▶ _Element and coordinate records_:
= = = = = = =
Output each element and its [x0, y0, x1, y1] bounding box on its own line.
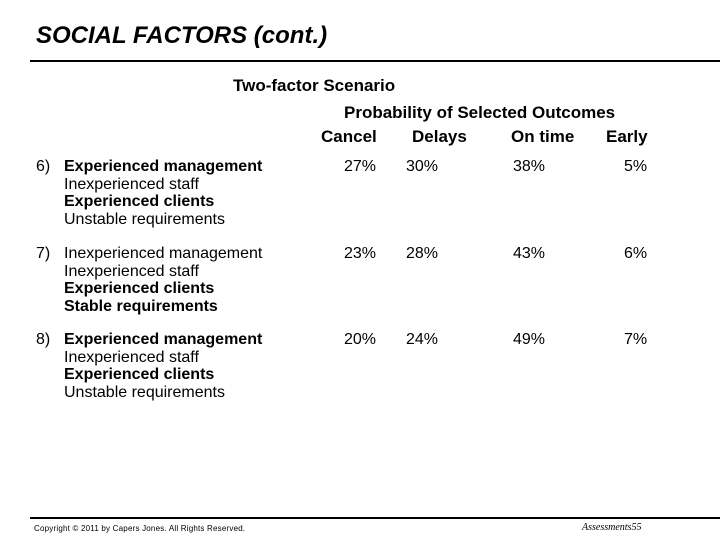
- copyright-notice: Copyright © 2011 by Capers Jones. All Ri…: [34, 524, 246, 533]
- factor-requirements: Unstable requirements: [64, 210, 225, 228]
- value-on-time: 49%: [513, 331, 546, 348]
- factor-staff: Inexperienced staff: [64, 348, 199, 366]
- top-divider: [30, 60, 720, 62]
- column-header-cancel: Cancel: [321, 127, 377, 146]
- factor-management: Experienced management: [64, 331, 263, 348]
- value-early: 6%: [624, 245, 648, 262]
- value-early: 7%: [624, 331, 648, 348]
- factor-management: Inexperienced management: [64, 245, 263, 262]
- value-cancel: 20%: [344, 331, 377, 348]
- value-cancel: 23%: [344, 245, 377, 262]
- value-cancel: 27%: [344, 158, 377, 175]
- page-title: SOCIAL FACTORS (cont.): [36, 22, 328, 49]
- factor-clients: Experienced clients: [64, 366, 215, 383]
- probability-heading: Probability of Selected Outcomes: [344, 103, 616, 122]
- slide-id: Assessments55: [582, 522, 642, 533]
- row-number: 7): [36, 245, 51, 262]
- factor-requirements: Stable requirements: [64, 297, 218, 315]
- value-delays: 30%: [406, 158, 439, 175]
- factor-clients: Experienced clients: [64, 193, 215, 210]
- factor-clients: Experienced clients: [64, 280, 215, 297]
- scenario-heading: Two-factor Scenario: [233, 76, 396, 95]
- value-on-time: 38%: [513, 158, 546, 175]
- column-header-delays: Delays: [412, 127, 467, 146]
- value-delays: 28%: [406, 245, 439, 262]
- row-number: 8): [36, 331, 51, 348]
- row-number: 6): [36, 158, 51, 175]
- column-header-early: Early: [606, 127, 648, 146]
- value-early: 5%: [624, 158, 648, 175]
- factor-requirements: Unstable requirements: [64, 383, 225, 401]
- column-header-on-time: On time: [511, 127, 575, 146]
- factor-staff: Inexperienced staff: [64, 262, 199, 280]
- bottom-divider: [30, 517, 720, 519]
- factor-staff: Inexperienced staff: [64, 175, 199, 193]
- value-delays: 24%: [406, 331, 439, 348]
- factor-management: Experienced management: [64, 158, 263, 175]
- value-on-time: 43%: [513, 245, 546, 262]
= = = = = = =
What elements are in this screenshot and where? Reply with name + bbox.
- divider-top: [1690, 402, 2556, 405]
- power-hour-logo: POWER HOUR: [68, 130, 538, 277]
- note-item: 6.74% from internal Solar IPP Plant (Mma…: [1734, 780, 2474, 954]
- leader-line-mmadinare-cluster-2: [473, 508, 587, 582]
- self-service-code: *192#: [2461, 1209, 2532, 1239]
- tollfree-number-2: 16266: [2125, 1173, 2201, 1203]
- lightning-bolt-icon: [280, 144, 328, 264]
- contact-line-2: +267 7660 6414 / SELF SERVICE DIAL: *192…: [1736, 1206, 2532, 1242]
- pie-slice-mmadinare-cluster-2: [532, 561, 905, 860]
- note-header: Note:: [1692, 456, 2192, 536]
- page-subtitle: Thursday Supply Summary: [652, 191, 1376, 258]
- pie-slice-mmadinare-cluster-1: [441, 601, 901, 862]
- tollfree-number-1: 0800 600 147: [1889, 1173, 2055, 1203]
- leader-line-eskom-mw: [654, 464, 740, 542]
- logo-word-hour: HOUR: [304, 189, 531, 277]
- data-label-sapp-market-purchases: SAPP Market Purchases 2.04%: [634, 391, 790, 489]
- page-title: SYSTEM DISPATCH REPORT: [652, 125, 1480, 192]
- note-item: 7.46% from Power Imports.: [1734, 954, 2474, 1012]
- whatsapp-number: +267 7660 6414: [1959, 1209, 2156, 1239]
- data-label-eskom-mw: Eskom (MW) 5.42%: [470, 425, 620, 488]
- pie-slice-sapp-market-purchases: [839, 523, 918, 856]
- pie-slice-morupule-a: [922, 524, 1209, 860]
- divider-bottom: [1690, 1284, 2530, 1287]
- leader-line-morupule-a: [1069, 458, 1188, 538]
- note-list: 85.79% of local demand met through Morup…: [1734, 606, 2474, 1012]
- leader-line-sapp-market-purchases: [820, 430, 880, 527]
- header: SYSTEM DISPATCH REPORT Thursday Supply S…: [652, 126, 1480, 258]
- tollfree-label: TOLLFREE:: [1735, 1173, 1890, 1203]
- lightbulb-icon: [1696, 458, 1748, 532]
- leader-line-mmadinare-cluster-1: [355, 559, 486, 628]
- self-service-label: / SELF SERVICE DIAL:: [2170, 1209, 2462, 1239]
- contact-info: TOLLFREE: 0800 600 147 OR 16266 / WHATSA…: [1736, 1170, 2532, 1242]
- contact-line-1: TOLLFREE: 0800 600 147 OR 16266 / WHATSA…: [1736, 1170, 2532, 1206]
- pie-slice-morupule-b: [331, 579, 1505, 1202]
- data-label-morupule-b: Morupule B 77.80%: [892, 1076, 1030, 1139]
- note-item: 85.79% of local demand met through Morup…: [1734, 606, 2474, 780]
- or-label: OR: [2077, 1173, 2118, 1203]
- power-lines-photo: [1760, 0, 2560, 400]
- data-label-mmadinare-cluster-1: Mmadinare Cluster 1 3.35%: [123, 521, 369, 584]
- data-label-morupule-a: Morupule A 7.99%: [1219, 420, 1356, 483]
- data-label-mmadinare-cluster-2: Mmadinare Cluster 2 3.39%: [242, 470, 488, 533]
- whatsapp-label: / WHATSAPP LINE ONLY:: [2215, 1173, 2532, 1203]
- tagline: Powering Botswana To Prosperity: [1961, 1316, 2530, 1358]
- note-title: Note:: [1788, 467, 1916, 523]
= = = = = = =
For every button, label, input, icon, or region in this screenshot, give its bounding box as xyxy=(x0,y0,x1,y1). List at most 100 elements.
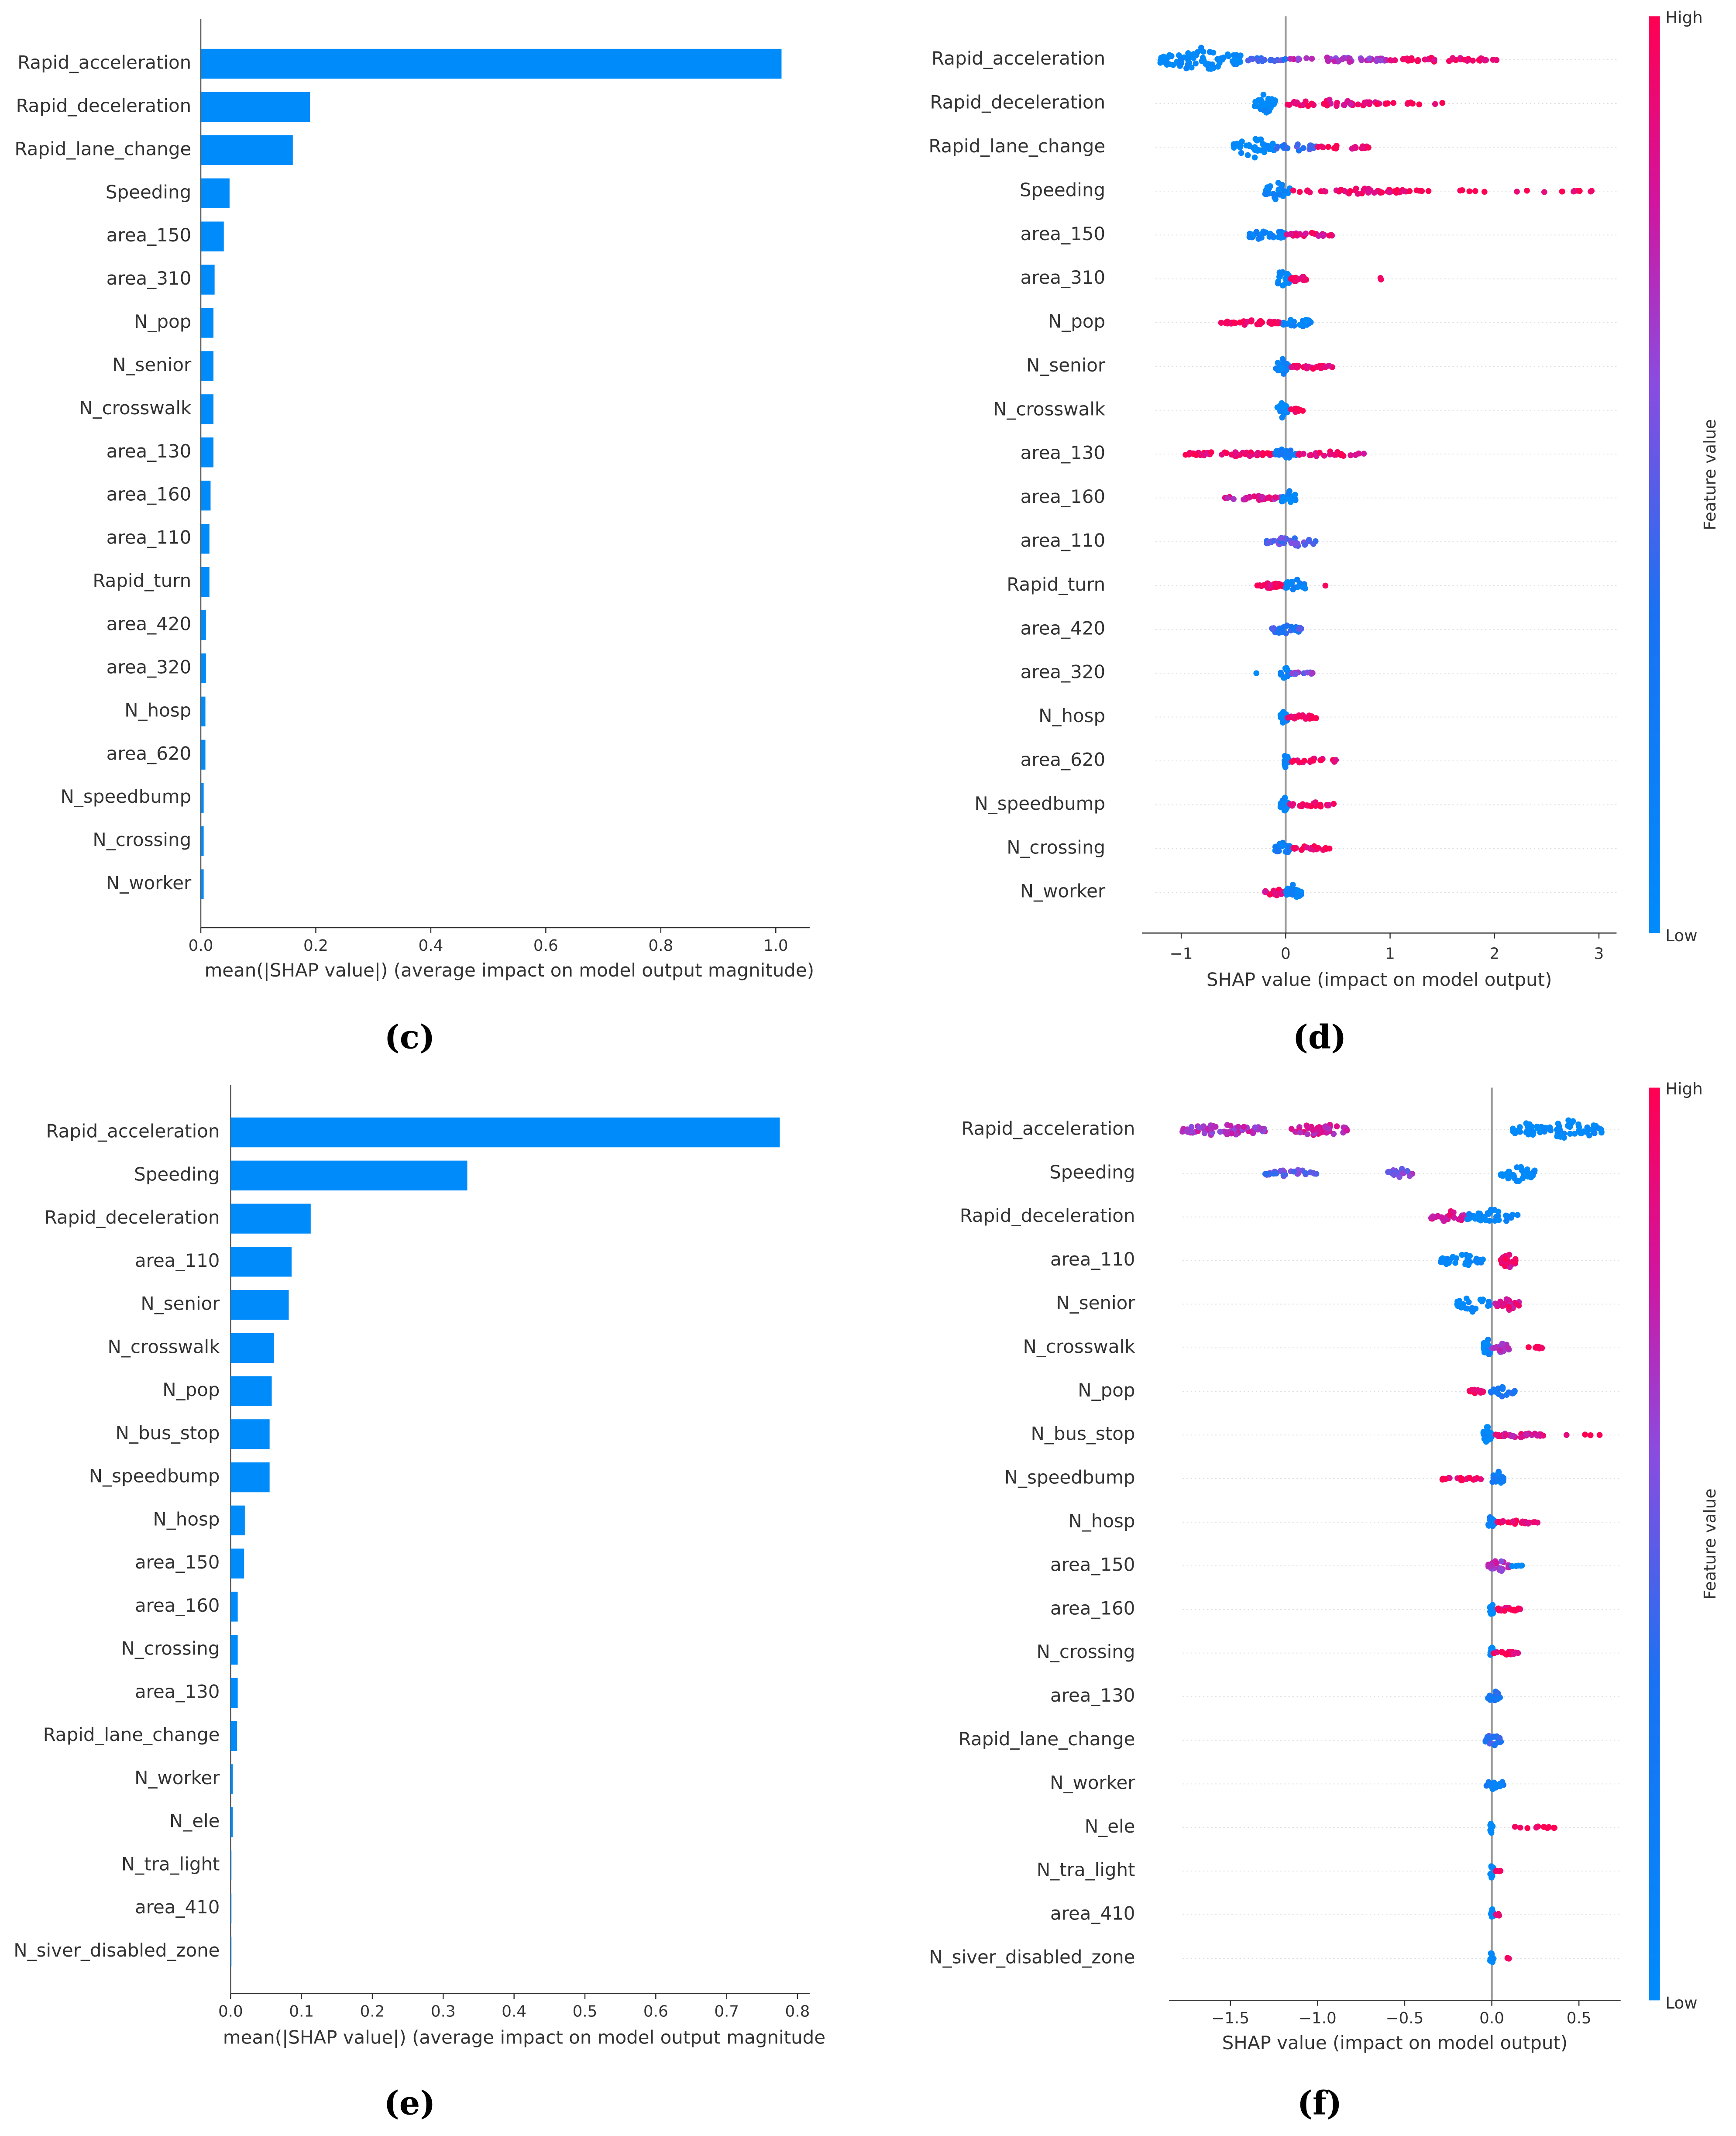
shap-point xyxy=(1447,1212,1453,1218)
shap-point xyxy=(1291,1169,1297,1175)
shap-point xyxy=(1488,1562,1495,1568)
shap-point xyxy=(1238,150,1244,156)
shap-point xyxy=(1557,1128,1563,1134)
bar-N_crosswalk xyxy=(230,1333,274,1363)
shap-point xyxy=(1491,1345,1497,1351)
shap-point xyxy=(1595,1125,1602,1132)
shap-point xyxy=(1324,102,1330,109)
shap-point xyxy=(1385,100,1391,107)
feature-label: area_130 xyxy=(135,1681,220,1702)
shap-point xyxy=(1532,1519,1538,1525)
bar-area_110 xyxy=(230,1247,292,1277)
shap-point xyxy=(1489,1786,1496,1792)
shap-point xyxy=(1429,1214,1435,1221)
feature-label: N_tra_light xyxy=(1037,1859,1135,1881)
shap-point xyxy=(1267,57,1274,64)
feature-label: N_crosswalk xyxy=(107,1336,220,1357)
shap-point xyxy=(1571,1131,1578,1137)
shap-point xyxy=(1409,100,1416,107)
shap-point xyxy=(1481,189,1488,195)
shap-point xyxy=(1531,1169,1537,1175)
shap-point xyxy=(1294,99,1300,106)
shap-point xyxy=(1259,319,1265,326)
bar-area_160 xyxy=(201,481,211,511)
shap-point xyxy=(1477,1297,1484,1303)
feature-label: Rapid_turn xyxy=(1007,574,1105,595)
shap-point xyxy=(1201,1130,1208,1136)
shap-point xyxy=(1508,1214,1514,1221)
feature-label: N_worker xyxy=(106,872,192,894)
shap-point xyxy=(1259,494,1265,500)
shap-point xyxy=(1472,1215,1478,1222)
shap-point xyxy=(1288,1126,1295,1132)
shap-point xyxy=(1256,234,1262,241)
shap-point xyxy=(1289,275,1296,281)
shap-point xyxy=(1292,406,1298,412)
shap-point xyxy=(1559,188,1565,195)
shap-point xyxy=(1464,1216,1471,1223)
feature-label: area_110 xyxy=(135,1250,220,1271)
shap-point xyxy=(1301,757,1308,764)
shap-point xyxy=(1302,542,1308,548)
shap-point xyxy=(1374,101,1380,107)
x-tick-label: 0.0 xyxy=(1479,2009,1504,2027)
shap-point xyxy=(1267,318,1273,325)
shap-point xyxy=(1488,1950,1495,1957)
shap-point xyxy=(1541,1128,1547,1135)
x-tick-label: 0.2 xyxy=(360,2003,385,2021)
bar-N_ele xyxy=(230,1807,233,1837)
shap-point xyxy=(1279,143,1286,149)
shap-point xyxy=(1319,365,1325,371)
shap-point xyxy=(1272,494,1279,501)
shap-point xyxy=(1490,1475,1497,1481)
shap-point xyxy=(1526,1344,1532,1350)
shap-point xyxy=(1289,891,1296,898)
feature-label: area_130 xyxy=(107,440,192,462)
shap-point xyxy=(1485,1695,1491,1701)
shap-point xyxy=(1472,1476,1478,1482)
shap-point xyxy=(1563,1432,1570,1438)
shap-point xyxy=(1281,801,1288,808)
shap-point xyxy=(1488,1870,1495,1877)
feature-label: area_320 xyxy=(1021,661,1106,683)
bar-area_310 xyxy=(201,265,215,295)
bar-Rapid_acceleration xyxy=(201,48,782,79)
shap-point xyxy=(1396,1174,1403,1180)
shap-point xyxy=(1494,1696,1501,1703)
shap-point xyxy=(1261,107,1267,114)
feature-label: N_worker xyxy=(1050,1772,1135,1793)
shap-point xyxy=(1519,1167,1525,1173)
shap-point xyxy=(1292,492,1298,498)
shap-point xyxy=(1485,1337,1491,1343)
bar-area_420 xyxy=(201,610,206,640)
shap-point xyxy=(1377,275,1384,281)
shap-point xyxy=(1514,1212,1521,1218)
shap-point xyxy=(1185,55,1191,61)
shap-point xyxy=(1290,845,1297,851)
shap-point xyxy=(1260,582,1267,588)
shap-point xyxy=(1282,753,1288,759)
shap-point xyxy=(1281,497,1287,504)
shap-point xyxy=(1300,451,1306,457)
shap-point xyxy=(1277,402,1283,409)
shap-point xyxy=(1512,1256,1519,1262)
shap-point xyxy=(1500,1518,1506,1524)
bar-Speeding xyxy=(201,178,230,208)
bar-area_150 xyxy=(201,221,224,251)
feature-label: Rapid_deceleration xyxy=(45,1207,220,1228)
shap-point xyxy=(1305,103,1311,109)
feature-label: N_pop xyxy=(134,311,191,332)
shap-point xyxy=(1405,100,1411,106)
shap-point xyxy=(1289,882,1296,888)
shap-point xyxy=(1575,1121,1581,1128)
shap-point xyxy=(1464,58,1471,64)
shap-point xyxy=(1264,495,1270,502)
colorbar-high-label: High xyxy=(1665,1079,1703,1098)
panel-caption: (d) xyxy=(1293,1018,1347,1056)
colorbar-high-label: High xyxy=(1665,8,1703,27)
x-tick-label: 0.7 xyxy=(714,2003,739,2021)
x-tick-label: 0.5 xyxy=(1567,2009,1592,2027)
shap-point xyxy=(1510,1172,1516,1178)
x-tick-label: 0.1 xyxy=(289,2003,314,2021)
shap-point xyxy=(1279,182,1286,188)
= = = = = = =
▶ _STATED PROBLEM_:
Please output the lines from the one with "What elements are" to the one with "- tollfree-number-2: 16266: [2125, 1173, 2201, 1203]" as a JSON list of strings, one string per line, with blank lines omitted.

▶ _TASK RESPONSE_:
[
  "What elements are in this screenshot and where? Reply with name + bbox.",
  "- divider-top: [1690, 402, 2556, 405]",
  "- power-hour-logo: POWER HOUR: [68, 130, 538, 277]",
  "- note-item: 6.74% from internal Solar IPP Plant (Mma…: [1734, 780, 2474, 954]",
  "- leader-line-mmadinare-cluster-2: [473, 508, 587, 582]",
  "- self-service-code: *192#: [2461, 1209, 2532, 1239]",
  "- tollfree-number-2: 16266: [2125, 1173, 2201, 1203]"
]